• [REQUEST]:
Can you repeat every line of the records below verbatim, omitting the pictures?

───── WORKING DATA ─────

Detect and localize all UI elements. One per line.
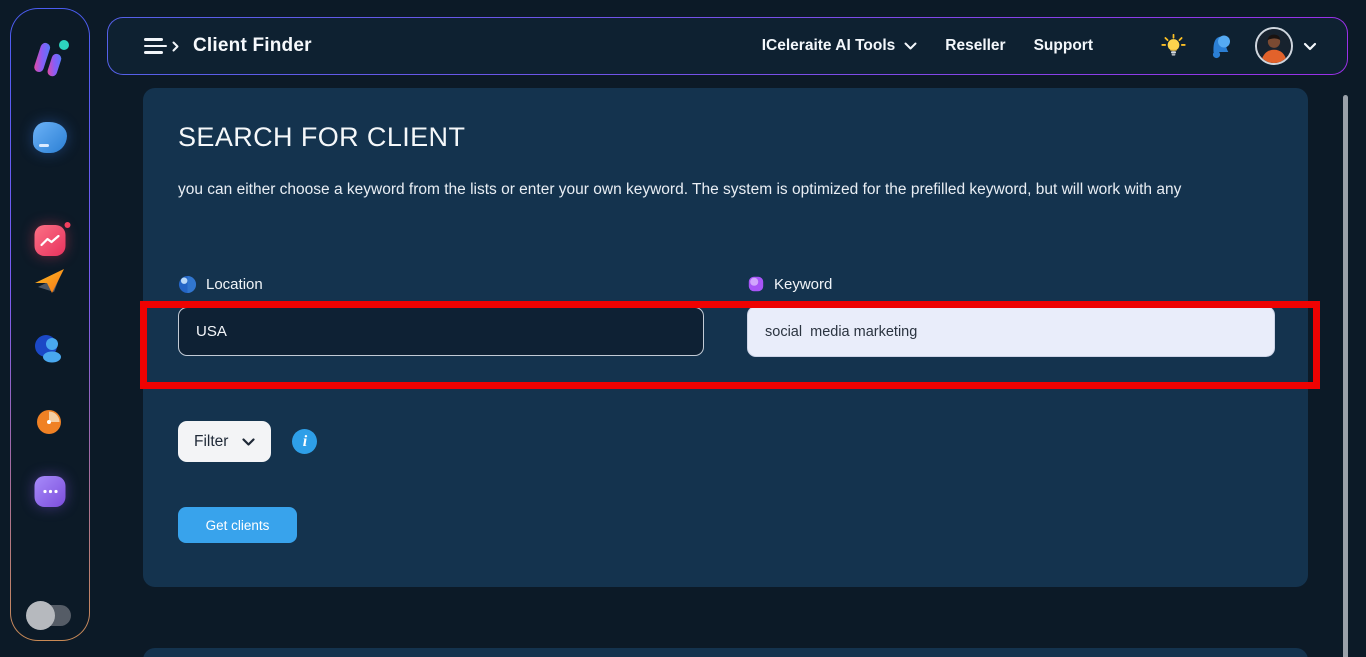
info-icon[interactable]: i xyxy=(292,429,317,454)
chat-icon[interactable] xyxy=(35,476,66,507)
chevron-down-icon[interactable] xyxy=(1303,42,1317,51)
chart-icon[interactable] xyxy=(35,225,66,256)
cloud-icon[interactable] xyxy=(33,122,67,153)
location-label-text: Location xyxy=(206,276,263,293)
sidebar xyxy=(10,8,90,641)
panel-title: SEARCH FOR CLIENT xyxy=(178,122,1273,153)
send-icon[interactable] xyxy=(30,263,70,306)
navbar: Client Finder ICeleraite AI Tools Resell… xyxy=(107,17,1348,75)
person-search-icon[interactable] xyxy=(32,331,68,372)
filter-button-label: Filter xyxy=(194,433,228,451)
toggle-knob xyxy=(26,601,55,630)
nav-item-ai-tools[interactable]: ICeleraite AI Tools xyxy=(762,37,918,55)
nav-item-label: Support xyxy=(1034,37,1093,55)
sidebar-toggle[interactable] xyxy=(29,605,71,626)
filter-dropdown-button[interactable]: Filter xyxy=(178,421,271,462)
panel-description: you can either choose a keyword from the… xyxy=(178,177,1273,203)
nav-item-label: ICeleraite AI Tools xyxy=(762,37,896,55)
get-clients-button[interactable]: Get clients xyxy=(178,507,297,543)
vertical-scrollbar[interactable] xyxy=(1343,95,1348,657)
location-label: Location xyxy=(178,275,704,294)
keyword-label-text: Keyword xyxy=(774,276,832,293)
app-logo[interactable] xyxy=(28,37,72,88)
chevron-down-icon xyxy=(904,42,917,50)
keyword-input[interactable] xyxy=(747,306,1275,357)
hamburger-menu-icon[interactable] xyxy=(144,38,179,54)
user-menu[interactable] xyxy=(1255,27,1317,65)
user-avatar[interactable] xyxy=(1255,27,1293,65)
keyword-icon xyxy=(747,275,765,293)
location-input[interactable] xyxy=(178,307,704,356)
hamburger-lines xyxy=(144,38,167,54)
globe-icon xyxy=(178,275,197,294)
page-title: Client Finder xyxy=(193,35,312,57)
location-field-group: Location xyxy=(178,275,704,357)
keyword-label: Keyword xyxy=(747,275,1275,293)
chevron-down-icon xyxy=(242,438,255,446)
chevron-right-icon xyxy=(172,41,179,52)
nav-item-label: Reseller xyxy=(945,37,1005,55)
nav-item-support[interactable]: Support xyxy=(1034,37,1093,55)
nav-item-reseller[interactable]: Reseller xyxy=(945,37,1005,55)
search-for-client-panel: SEARCH FOR CLIENT you can either choose … xyxy=(143,88,1308,587)
lightbulb-icon[interactable] xyxy=(1161,34,1186,59)
keyword-field-group: Keyword xyxy=(747,275,1275,357)
next-section-panel xyxy=(143,648,1308,657)
clock-icon[interactable] xyxy=(33,406,67,445)
notification-bell-icon[interactable] xyxy=(1207,33,1234,60)
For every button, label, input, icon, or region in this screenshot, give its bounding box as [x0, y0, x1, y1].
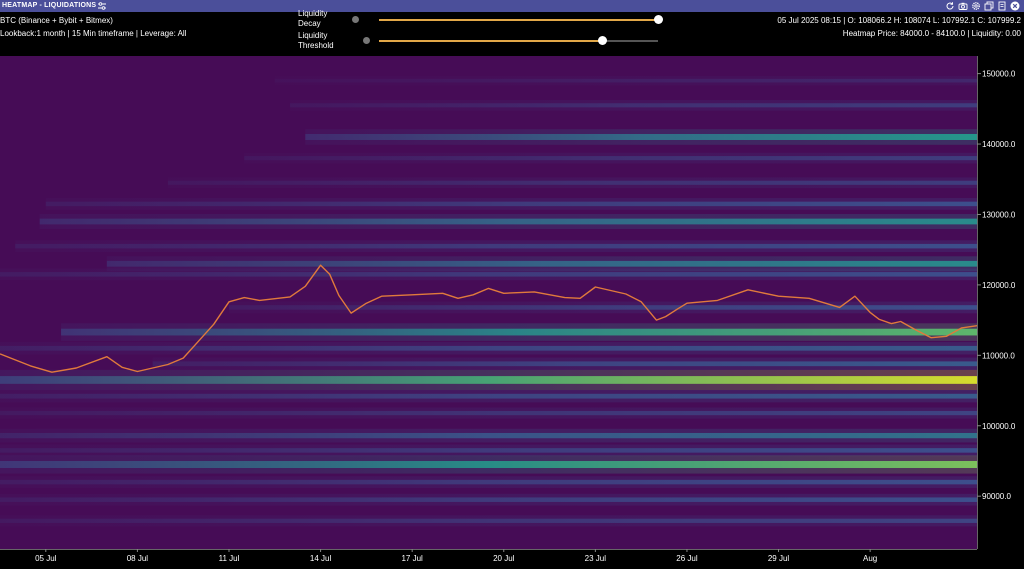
settings-icon[interactable]: [971, 1, 981, 11]
window-titlebar: HEATMAP - LIQUIDATIONS: [0, 0, 1024, 12]
liquidity-band: [0, 432, 977, 439]
x-tick-label: Aug: [863, 554, 877, 563]
y-tick-label: 100000.0: [982, 422, 1016, 431]
y-tick-label: 120000.0: [982, 281, 1016, 290]
x-tick-label: 26 Jul: [676, 554, 698, 563]
duplicate-icon[interactable]: [997, 1, 1007, 11]
liquidity-band: [0, 345, 977, 351]
liquidity-band: [152, 361, 977, 367]
liquidity-band: [45, 201, 977, 207]
lookback-label: Lookback:1 month | 15 Min timeframe | Le…: [0, 29, 187, 38]
refresh-icon[interactable]: [945, 1, 955, 11]
y-axis-background: [977, 56, 1024, 549]
x-tick-label: 11 Jul: [219, 554, 240, 563]
sliders-icon[interactable]: [97, 1, 107, 11]
liquidity-band: [0, 272, 977, 277]
y-tick-label: 90000.0: [982, 492, 1011, 501]
liquidity-band: [0, 376, 977, 384]
y-tick-label: 150000.0: [982, 70, 1016, 79]
ohlc-info: 05 Jul 2025 08:15 | O: 108066.2 H: 10807…: [777, 14, 1021, 40]
y-tick-label: 130000.0: [982, 210, 1016, 219]
ohlc-label: 05 Jul 2025 08:15 | O: 108066.2 H: 10807…: [777, 16, 1021, 25]
liquidity-band: [0, 479, 977, 485]
decay-slider[interactable]: [379, 15, 663, 24]
liquidity-band: [0, 410, 977, 416]
liquidity-band: [274, 78, 977, 83]
x-tick-label: 29 Jul: [768, 554, 790, 563]
liquidity-band: [305, 133, 977, 140]
threshold-slider-thumb[interactable]: [598, 36, 608, 45]
threshold-info-icon[interactable]: [363, 37, 370, 44]
liquidity-band: [0, 393, 977, 399]
x-tick-label: 20 Jul: [493, 554, 515, 563]
decay-slider-fill: [379, 19, 658, 21]
liquidity-band: [15, 243, 977, 249]
decay-info-icon[interactable]: [352, 16, 359, 23]
close-icon[interactable]: [1010, 1, 1020, 11]
decay-slider-thumb[interactable]: [654, 15, 663, 24]
y-tick-label: 110000.0: [982, 351, 1015, 360]
threshold-slider-fill: [379, 40, 603, 42]
x-tick-label: 05 Jul: [35, 554, 57, 563]
x-tick-label: 14 Jul: [310, 554, 332, 563]
x-tick-label: 08 Jul: [127, 554, 149, 563]
x-axis: 05 Jul 08 Jul 11 Jul 14 Jul 17 Jul 20 Jul 23 J…: [0, 549, 1024, 569]
x-tick-label: 17 Jul: [401, 554, 423, 563]
camera-icon[interactable]: [958, 1, 968, 11]
threshold-slider-label: Liquidity Threshold: [298, 31, 334, 50]
heatmap-price-label: Heatmap Price: 84000.0 - 84100.0 | Liqui…: [842, 29, 1021, 38]
liquidity-band: [290, 103, 977, 108]
liquidity-band: [167, 180, 977, 185]
market-info: BTC (Binance + Bybit + Bitmex) Lookback:…: [0, 14, 186, 40]
liquidity-band: [106, 260, 977, 267]
exchange-label: BTC (Binance + Bybit + Bitmex): [0, 16, 113, 25]
liquidity-band: [0, 497, 977, 502]
liquidity-band: [0, 448, 977, 453]
liquidity-band: [0, 518, 977, 523]
copy-icon[interactable]: [984, 1, 994, 11]
liquidity-band: [0, 460, 977, 468]
window-title: HEATMAP - LIQUIDATIONS: [2, 2, 97, 9]
liquidity-band: [244, 156, 977, 161]
liquidity-band: [39, 218, 978, 225]
threshold-slider[interactable]: [379, 36, 658, 45]
y-axis: 150000.0 140000.0 130000.0 120000.0 110000.0…: [977, 56, 1024, 549]
liquidity-band: [61, 328, 977, 336]
y-tick-label: 140000.0: [982, 140, 1016, 149]
decay-slider-label: Liquidity Decay: [298, 9, 328, 28]
liquidation-heatmap-chart[interactable]: 150000.0 140000.0 130000.0 120000.0 110000.0…: [0, 56, 1024, 569]
x-tick-label: 23 Jul: [585, 554, 607, 563]
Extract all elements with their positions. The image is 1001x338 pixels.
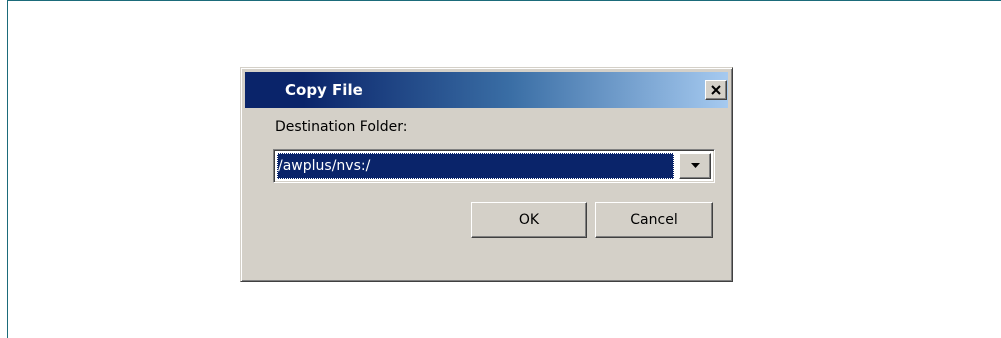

─────

• [EXERCISE ANSWER]:
Detect and localize all UI elements. One per line.
info-icon[interactable]: i xyxy=(292,429,317,454)
chat-icon[interactable] xyxy=(35,476,66,507)
chevron-down-icon[interactable] xyxy=(1303,42,1317,51)
chart-icon[interactable] xyxy=(35,225,66,256)
cloud-icon[interactable] xyxy=(33,122,67,153)
location-label-text: Location xyxy=(206,276,263,293)
sidebar xyxy=(10,8,90,641)
panel-title: SEARCH FOR CLIENT xyxy=(178,122,1273,153)
send-icon[interactable] xyxy=(30,263,70,306)
navbar: Client Finder ICeleraite AI Tools Resell… xyxy=(107,17,1348,75)
person-search-icon[interactable] xyxy=(32,331,68,372)
filter-button-label: Filter xyxy=(194,433,228,451)
toggle-knob xyxy=(26,601,55,630)
nav-item-ai-tools[interactable]: ICeleraite AI Tools xyxy=(762,37,918,55)
nav-item-label: Support xyxy=(1034,37,1093,55)
sidebar-toggle[interactable] xyxy=(29,605,71,626)
filter-dropdown-button[interactable]: Filter xyxy=(178,421,271,462)
panel-description: you can either choose a keyword from the… xyxy=(178,177,1273,203)
nav-item-label: ICeleraite AI Tools xyxy=(762,37,896,55)
get-clients-button[interactable]: Get clients xyxy=(178,507,297,543)
vertical-scrollbar[interactable] xyxy=(1343,95,1348,657)
location-label: Location xyxy=(178,275,704,294)
keyword-label-text: Keyword xyxy=(774,276,832,293)
app-logo[interactable] xyxy=(28,37,72,88)
chevron-down-icon xyxy=(904,42,917,50)
keyword-input[interactable] xyxy=(747,306,1275,357)
hamburger-menu-icon[interactable] xyxy=(144,38,179,54)
user-menu[interactable] xyxy=(1255,27,1317,65)
user-avatar[interactable] xyxy=(1255,27,1293,65)
keyword-icon xyxy=(747,275,765,293)
location-input[interactable] xyxy=(178,307,704,356)
hamburger-lines xyxy=(144,38,167,54)
globe-icon xyxy=(178,275,197,294)
page-title: Client Finder xyxy=(193,35,312,57)
location-field-group: Location xyxy=(178,275,704,357)
keyword-label: Keyword xyxy=(747,275,1275,293)
chevron-down-icon xyxy=(242,438,255,446)
chevron-right-icon xyxy=(172,41,179,52)
nav-item-label: Reseller xyxy=(945,37,1005,55)
nav-item-support[interactable]: Support xyxy=(1034,37,1093,55)
nav-item-reseller[interactable]: Reseller xyxy=(945,37,1005,55)
search-for-client-panel: SEARCH FOR CLIENT you can either choose … xyxy=(143,88,1308,587)
lightbulb-icon[interactable] xyxy=(1161,34,1186,59)
keyword-field-group: Keyword xyxy=(747,275,1275,357)
next-section-panel xyxy=(143,648,1308,657)
clock-icon[interactable] xyxy=(33,406,67,445)
notification-bell-icon[interactable] xyxy=(1207,33,1234,60)
For every button, label, input, icon, or region in this screenshot, give its bounding box as [x0, y0, x1, y1].
settings-icon[interactable]: [971, 1, 981, 11]
window-titlebar: HEATMAP - LIQUIDATIONS: [0, 0, 1024, 12]
liquidity-band: [0, 432, 977, 439]
x-tick-label: Aug: [863, 554, 877, 563]
y-tick-label: 100000.0: [982, 422, 1016, 431]
y-tick-label: 120000.0: [982, 281, 1016, 290]
x-tick-label: 26 Jul: [676, 554, 698, 563]
duplicate-icon[interactable]: [997, 1, 1007, 11]
liquidity-band: [0, 345, 977, 351]
liquidity-band: [152, 361, 977, 367]
liquidity-band: [45, 201, 977, 207]
lookback-label: Lookback:1 month | 15 Min timeframe | Le…: [0, 29, 187, 38]
refresh-icon[interactable]: [945, 1, 955, 11]
y-axis-background: [977, 56, 1024, 549]
x-tick-label: 11 Jul: [219, 554, 240, 563]
sliders-icon[interactable]: [97, 1, 107, 11]
liquidity-band: [0, 272, 977, 277]
y-tick-label: 90000.0: [982, 492, 1011, 501]
liquidity-band: [0, 376, 977, 384]
y-tick-label: 150000.0: [982, 70, 1016, 79]
ohlc-info: 05 Jul 2025 08:15 | O: 108066.2 H: 10807…: [777, 14, 1021, 40]
y-tick-label: 130000.0: [982, 210, 1016, 219]
ohlc-label: 05 Jul 2025 08:15 | O: 108066.2 H: 10807…: [777, 16, 1021, 25]
liquidity-band: [0, 479, 977, 485]
decay-slider[interactable]: [379, 15, 663, 24]
liquidity-band: [0, 410, 977, 416]
liquidity-band: [274, 78, 977, 83]
x-tick-label: 29 Jul: [768, 554, 790, 563]
liquidity-band: [305, 133, 977, 140]
threshold-slider-thumb[interactable]: [598, 36, 608, 45]
threshold-info-icon[interactable]: [363, 37, 370, 44]
liquidity-band: [0, 393, 977, 399]
x-tick-label: 20 Jul: [493, 554, 515, 563]
decay-slider-fill: [379, 19, 658, 21]
liquidity-band: [15, 243, 977, 249]
decay-info-icon[interactable]: [352, 16, 359, 23]
close-icon[interactable]: [1010, 1, 1020, 11]
decay-slider-thumb[interactable]: [654, 15, 663, 24]
y-tick-label: 110000.0: [982, 351, 1015, 360]
threshold-slider-fill: [379, 40, 603, 42]
x-tick-label: 05 Jul: [35, 554, 57, 563]
x-tick-label: 14 Jul: [310, 554, 332, 563]
x-tick-label: 08 Jul: [127, 554, 149, 563]
x-axis: 05 Jul 08 Jul 11 Jul 14 Jul 17 Jul 20 Jul 23 J…: [0, 549, 1024, 569]
x-tick-label: 17 Jul: [401, 554, 423, 563]
camera-icon[interactable]: [958, 1, 968, 11]
threshold-slider-label: Liquidity Threshold: [298, 31, 334, 50]
heatmap-price-label: Heatmap Price: 84000.0 - 84100.0 | Liqui…: [842, 29, 1021, 38]
liquidity-band: [290, 103, 977, 108]
liquidity-band: [167, 180, 977, 185]
market-info: BTC (Binance + Bybit + Bitmex) Lookback:…: [0, 14, 186, 40]
liquidity-band: [106, 260, 977, 267]
exchange-label: BTC (Binance + Bybit + Bitmex): [0, 16, 113, 25]
liquidity-band: [0, 497, 977, 502]
liquidity-band: [0, 448, 977, 453]
liquidity-band: [0, 518, 977, 523]
copy-icon[interactable]: [984, 1, 994, 11]
liquidity-band: [0, 460, 977, 468]
window-title: HEATMAP - LIQUIDATIONS: [2, 2, 97, 9]
liquidity-band: [244, 156, 977, 161]
liquidity-band: [39, 218, 978, 225]
threshold-slider[interactable]: [379, 36, 658, 45]
y-axis: 150000.0 140000.0 130000.0 120000.0 110000.0…: [977, 56, 1024, 549]
liquidity-band: [61, 328, 977, 336]
y-tick-label: 140000.0: [982, 140, 1016, 149]
decay-slider-label: Liquidity Decay: [298, 9, 328, 28]
liquidation-heatmap-chart[interactable]: 150000.0 140000.0 130000.0 120000.0 110000.0…: [0, 56, 1024, 569]
x-tick-label: 23 Jul: [585, 554, 607, 563]
Extract all elements with their positions. The image is 1001x338 pixels.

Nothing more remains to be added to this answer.